STATED EXERCISE :: Reproduce the data in its entirety, exactly as supplied.

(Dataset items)

::::::::::

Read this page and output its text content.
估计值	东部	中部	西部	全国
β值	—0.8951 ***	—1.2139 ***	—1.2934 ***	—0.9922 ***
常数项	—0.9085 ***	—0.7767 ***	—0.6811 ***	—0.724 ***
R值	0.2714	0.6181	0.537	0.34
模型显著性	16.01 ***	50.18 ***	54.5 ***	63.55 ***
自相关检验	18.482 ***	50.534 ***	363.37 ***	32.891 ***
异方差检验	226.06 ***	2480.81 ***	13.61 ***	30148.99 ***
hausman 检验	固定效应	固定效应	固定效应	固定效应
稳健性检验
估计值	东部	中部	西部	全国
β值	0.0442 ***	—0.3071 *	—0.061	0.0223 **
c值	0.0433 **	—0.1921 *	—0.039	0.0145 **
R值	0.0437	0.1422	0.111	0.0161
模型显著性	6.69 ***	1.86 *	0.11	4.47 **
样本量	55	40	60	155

::::::::::

TASK SOLUTION ::
Read this page and output its text content.
估计值	东部	中部	西部	全国
β值	—0.8951 ***	—1.2139 ***	—1.2934 ***	—0.9922 ***
常数项	—0.9085 ***	—0.7767 ***	—0.6811 ***	—0.724 ***
R值	0.2714	0.6181	0.537	0.34
模型显著性	16.01 ***	50.18 ***	54.5 ***	63.55 ***
自相关检验	18.482 ***	50.534 ***	363.37 ***	32.891 ***
异方差检验	226.06 ***	2480.81 ***	13.61 ***	30148.99 ***
hausman 检验	固定效应	固定效应	固定效应	固定效应
稳健性检验
估计值	东部	中部	西部	全国
β值	0.0442 ***	—0.3071 *	—0.061	0.0223 **
c值	0.0433 **	—0.1921 *	—0.039	0.0145 **
R值	0.0437	0.1422	0.111	0.0161
模型显著性	6.69 ***	1.86 *	0.11	4.47 **
样本量	55	40	60	155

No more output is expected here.